Exercise details: Every line below that mentions the word "icon" should be copied out.
BEGIN
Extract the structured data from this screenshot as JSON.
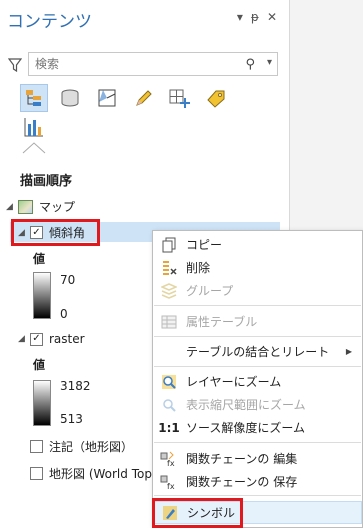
{
  "pane": {
    "title": "コンテンツ",
    "controls": {
      "dropdown": "▾",
      "pin": "ᵽ",
      "close": "✕"
    },
    "search_placeholder": "検索",
    "section_label": "描画順序"
  },
  "tree": {
    "map_label": "マップ",
    "slope_layer": {
      "label": "傾斜角",
      "legend_title": "値",
      "max": "70",
      "min": "0"
    },
    "raster_layer": {
      "label": "raster",
      "legend_title": "値",
      "max": "3182",
      "min": "513"
    },
    "annotation_label": "注記（地形図）",
    "basemap_label": "地形図 (World Topo"
  },
  "menu": {
    "items": [
      {
        "label": "コピー",
        "icon": "copy-icon"
      },
      {
        "label": "削除",
        "icon": "delete-icon"
      },
      {
        "label": "グループ",
        "icon": "group-icon",
        "disabled": true
      },
      {
        "label": "属性テーブル",
        "icon": "attribute-table-icon",
        "disabled": true
      },
      {
        "label": "テーブルの結合とリレート",
        "submenu": "▶"
      },
      {
        "label": "レイヤーにズーム",
        "icon": "zoom-to-layer-icon"
      },
      {
        "label": "表示縮尺範囲にズーム",
        "icon": "zoom-to-visible-scale-icon",
        "disabled": true
      },
      {
        "label": "ソース解像度にズーム",
        "icon": "zoom-to-source-resolution-icon",
        "glyph": "1:1"
      },
      {
        "label": "関数チェーンの 編集",
        "icon": "edit-function-chain-icon"
      },
      {
        "label": "関数チェーンの 保存",
        "icon": "save-function-chain-icon"
      },
      {
        "label": "シンボル",
        "icon": "symbology-icon"
      }
    ]
  },
  "colors": {
    "accent": "#2f6fb3",
    "selection": "#cfe3f7",
    "highlight_box": "#e0191f"
  }
}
END
Final result:
        "icon": "copy-icon"
        "icon": "delete-icon"
        "icon": "group-icon",
        "icon": "attribute-table-icon",
        "icon": "zoom-to-layer-icon"
        "icon": "zoom-to-visible-scale-icon",
        "icon": "zoom-to-source-resolution-icon",
        "icon": "edit-function-chain-icon"
        "icon": "save-function-chain-icon"
        "icon": "symbology-icon"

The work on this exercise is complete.